--- Start of EXERCISE MATERIALS ---

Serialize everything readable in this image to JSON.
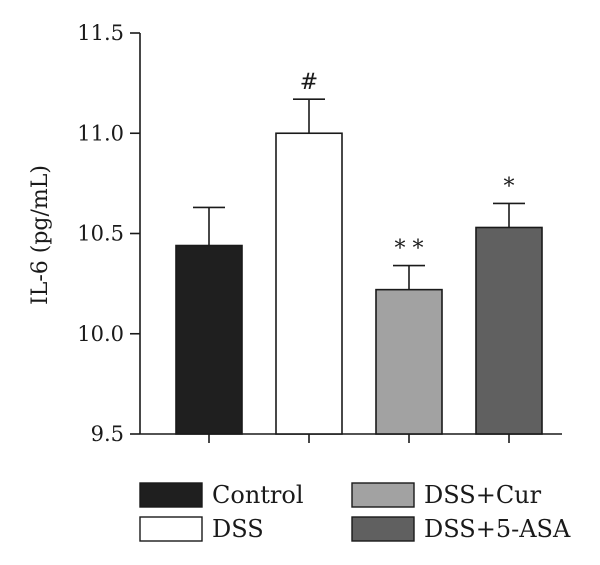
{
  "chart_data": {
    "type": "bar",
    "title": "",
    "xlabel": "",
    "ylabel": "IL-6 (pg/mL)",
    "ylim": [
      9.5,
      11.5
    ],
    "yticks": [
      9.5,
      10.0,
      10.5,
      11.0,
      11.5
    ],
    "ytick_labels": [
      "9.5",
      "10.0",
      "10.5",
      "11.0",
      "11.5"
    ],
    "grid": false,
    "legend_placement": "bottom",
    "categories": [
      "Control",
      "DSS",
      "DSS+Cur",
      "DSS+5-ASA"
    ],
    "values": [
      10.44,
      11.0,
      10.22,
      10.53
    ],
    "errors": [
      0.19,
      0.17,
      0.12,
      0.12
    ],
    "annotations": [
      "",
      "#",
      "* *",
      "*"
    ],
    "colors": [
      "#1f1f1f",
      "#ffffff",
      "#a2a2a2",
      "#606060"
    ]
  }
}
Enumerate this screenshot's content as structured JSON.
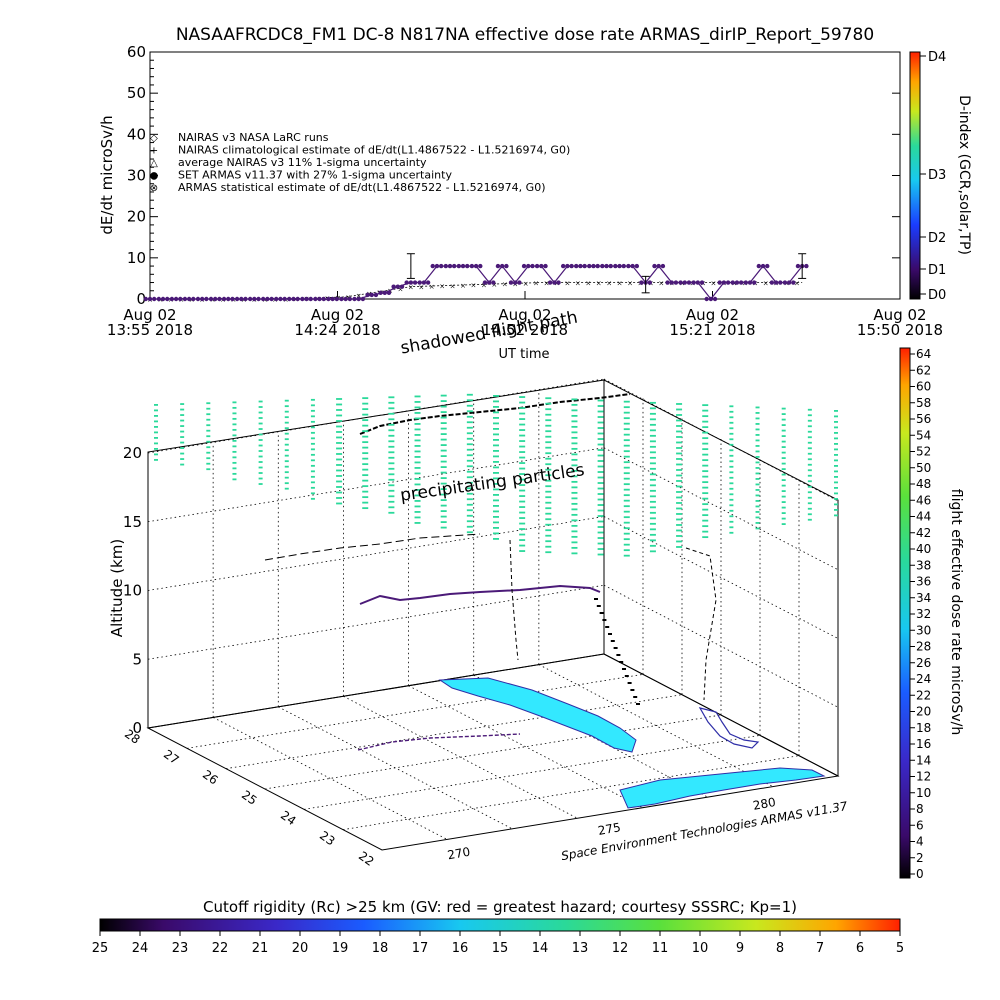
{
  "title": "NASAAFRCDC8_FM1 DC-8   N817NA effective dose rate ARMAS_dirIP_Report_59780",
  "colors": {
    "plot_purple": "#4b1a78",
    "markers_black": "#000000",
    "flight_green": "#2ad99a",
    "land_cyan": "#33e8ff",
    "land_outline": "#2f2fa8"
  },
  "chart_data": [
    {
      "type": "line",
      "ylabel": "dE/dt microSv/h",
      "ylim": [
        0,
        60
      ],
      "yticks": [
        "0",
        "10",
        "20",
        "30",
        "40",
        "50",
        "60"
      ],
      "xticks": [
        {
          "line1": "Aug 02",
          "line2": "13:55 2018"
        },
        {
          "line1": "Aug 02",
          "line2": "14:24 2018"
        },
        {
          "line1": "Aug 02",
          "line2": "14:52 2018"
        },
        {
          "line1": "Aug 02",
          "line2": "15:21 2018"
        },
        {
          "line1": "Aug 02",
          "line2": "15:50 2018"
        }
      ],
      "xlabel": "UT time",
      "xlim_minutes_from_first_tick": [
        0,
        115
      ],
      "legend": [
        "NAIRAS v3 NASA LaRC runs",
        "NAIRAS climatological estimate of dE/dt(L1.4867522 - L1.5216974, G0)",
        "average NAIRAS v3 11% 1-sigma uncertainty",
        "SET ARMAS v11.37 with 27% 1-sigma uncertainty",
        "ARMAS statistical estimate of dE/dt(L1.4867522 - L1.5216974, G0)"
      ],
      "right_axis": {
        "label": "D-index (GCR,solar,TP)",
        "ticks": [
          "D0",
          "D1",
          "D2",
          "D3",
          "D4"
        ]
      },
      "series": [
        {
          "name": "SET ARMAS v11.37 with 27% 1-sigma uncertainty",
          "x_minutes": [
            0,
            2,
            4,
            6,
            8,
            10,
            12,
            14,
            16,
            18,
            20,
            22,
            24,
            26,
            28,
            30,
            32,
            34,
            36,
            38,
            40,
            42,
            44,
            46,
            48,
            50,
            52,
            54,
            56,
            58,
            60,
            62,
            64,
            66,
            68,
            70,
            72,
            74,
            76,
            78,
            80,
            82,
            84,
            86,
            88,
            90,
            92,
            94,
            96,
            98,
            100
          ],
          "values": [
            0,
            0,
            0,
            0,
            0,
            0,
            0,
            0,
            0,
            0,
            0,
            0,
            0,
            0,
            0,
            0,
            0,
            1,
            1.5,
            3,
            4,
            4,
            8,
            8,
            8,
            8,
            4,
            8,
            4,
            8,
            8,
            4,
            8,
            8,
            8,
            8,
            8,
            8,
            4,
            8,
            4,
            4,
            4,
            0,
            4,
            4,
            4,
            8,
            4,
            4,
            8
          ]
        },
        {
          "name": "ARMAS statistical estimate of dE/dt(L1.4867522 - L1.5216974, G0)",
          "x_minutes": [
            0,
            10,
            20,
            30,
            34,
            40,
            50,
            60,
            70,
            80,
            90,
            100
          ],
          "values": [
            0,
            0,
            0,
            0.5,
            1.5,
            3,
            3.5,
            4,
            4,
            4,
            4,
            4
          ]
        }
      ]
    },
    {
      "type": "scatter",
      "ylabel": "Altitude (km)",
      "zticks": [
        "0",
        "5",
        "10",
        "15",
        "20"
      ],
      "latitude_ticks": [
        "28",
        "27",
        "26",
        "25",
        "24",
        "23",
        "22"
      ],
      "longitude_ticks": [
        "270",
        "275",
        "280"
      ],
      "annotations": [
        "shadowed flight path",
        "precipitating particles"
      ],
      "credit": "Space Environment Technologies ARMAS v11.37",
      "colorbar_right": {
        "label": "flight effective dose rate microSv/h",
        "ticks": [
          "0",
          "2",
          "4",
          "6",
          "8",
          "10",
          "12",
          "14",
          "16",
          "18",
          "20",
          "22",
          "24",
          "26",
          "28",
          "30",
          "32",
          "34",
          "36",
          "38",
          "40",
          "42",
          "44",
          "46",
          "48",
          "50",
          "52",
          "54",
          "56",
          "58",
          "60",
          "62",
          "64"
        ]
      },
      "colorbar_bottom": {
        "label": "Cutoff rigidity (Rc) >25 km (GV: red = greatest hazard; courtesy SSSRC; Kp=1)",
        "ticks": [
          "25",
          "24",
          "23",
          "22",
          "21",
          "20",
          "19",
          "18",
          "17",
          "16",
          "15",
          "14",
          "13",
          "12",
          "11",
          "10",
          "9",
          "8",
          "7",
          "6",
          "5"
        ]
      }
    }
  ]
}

--- End of EXERCISE MATERIALS ---

> [WORK REQUIRED]
Reproduce each record from above exactly; pictures do not belong in the copy.

> [TASK ANSWER]
Serialize everything readable in this image to JSON.
{
  "chart_data": {
    "type": "bar",
    "title": "",
    "xlabel": "",
    "ylabel": "IL-6 (pg/mL)",
    "ylim": [
      9.5,
      11.5
    ],
    "yticks": [
      9.5,
      10.0,
      10.5,
      11.0,
      11.5
    ],
    "ytick_labels": [
      "9.5",
      "10.0",
      "10.5",
      "11.0",
      "11.5"
    ],
    "grid": false,
    "legend_placement": "bottom",
    "categories": [
      "Control",
      "DSS",
      "DSS+Cur",
      "DSS+5-ASA"
    ],
    "values": [
      10.44,
      11.0,
      10.22,
      10.53
    ],
    "errors": [
      0.19,
      0.17,
      0.12,
      0.12
    ],
    "annotations": [
      "",
      "#",
      "* *",
      "*"
    ],
    "colors": [
      "#1f1f1f",
      "#ffffff",
      "#a2a2a2",
      "#606060"
    ]
  }
}
Enumerate this screenshot's content as structured JSON.
{
  "title": "NASAAFRCDC8_FM1 DC-8   N817NA effective dose rate ARMAS_dirIP_Report_59780",
  "colors": {
    "plot_purple": "#4b1a78",
    "markers_black": "#000000",
    "flight_green": "#2ad99a",
    "land_cyan": "#33e8ff",
    "land_outline": "#2f2fa8"
  },
  "chart_data": [
    {
      "type": "line",
      "ylabel": "dE/dt microSv/h",
      "ylim": [
        0,
        60
      ],
      "yticks": [
        "0",
        "10",
        "20",
        "30",
        "40",
        "50",
        "60"
      ],
      "xticks": [
        {
          "line1": "Aug 02",
          "line2": "13:55 2018"
        },
        {
          "line1": "Aug 02",
          "line2": "14:24 2018"
        },
        {
          "line1": "Aug 02",
          "line2": "14:52 2018"
        },
        {
          "line1": "Aug 02",
          "line2": "15:21 2018"
        },
        {
          "line1": "Aug 02",
          "line2": "15:50 2018"
        }
      ],
      "xlabel": "UT time",
      "xlim_minutes_from_first_tick": [
        0,
        115
      ],
      "legend": [
        "NAIRAS v3 NASA LaRC runs",
        "NAIRAS climatological estimate of dE/dt(L1.4867522 - L1.5216974, G0)",
        "average NAIRAS v3 11% 1-sigma uncertainty",
        "SET ARMAS v11.37 with 27% 1-sigma uncertainty",
        "ARMAS statistical estimate of dE/dt(L1.4867522 - L1.5216974, G0)"
      ],
      "right_axis": {
        "label": "D-index (GCR,solar,TP)",
        "ticks": [
          "D0",
          "D1",
          "D2",
          "D3",
          "D4"
        ]
      },
      "series": [
        {
          "name": "SET ARMAS v11.37 with 27% 1-sigma uncertainty",
          "x_minutes": [
            0,
            2,
            4,
            6,
            8,
            10,
            12,
            14,
            16,
            18,
            20,
            22,
            24,
            26,
            28,
            30,
            32,
            34,
            36,
            38,
            40,
            42,
            44,
            46,
            48,
            50,
            52,
            54,
            56,
            58,
            60,
            62,
            64,
            66,
            68,
            70,
            72,
            74,
            76,
            78,
            80,
            82,
            84,
            86,
            88,
            90,
            92,
            94,
            96,
            98,
            100
          ],
          "values": [
            0,
            0,
            0,
            0,
            0,
            0,
            0,
            0,
            0,
            0,
            0,
            0,
            0,
            0,
            0,
            0,
            0,
            1,
            1.5,
            3,
            4,
            4,
            8,
            8,
            8,
            8,
            4,
            8,
            4,
            8,
            8,
            4,
            8,
            8,
            8,
            8,
            8,
            8,
            4,
            8,
            4,
            4,
            4,
            0,
            4,
            4,
            4,
            8,
            4,
            4,
            8
          ]
        },
        {
          "name": "ARMAS statistical estimate of dE/dt(L1.4867522 - L1.5216974, G0)",
          "x_minutes": [
            0,
            10,
            20,
            30,
            34,
            40,
            50,
            60,
            70,
            80,
            90,
            100
          ],
          "values": [
            0,
            0,
            0,
            0.5,
            1.5,
            3,
            3.5,
            4,
            4,
            4,
            4,
            4
          ]
        }
      ]
    },
    {
      "type": "scatter",
      "ylabel": "Altitude (km)",
      "zticks": [
        "0",
        "5",
        "10",
        "15",
        "20"
      ],
      "latitude_ticks": [
        "28",
        "27",
        "26",
        "25",
        "24",
        "23",
        "22"
      ],
      "longitude_ticks": [
        "270",
        "275",
        "280"
      ],
      "annotations": [
        "shadowed flight path",
        "precipitating particles"
      ],
      "credit": "Space Environment Technologies ARMAS v11.37",
      "colorbar_right": {
        "label": "flight effective dose rate microSv/h",
        "ticks": [
          "0",
          "2",
          "4",
          "6",
          "8",
          "10",
          "12",
          "14",
          "16",
          "18",
          "20",
          "22",
          "24",
          "26",
          "28",
          "30",
          "32",
          "34",
          "36",
          "38",
          "40",
          "42",
          "44",
          "46",
          "48",
          "50",
          "52",
          "54",
          "56",
          "58",
          "60",
          "62",
          "64"
        ]
      },
      "colorbar_bottom": {
        "label": "Cutoff rigidity (Rc) >25 km (GV: red = greatest hazard; courtesy SSSRC; Kp=1)",
        "ticks": [
          "25",
          "24",
          "23",
          "22",
          "21",
          "20",
          "19",
          "18",
          "17",
          "16",
          "15",
          "14",
          "13",
          "12",
          "11",
          "10",
          "9",
          "8",
          "7",
          "6",
          "5"
        ]
      }
    }
  ]
}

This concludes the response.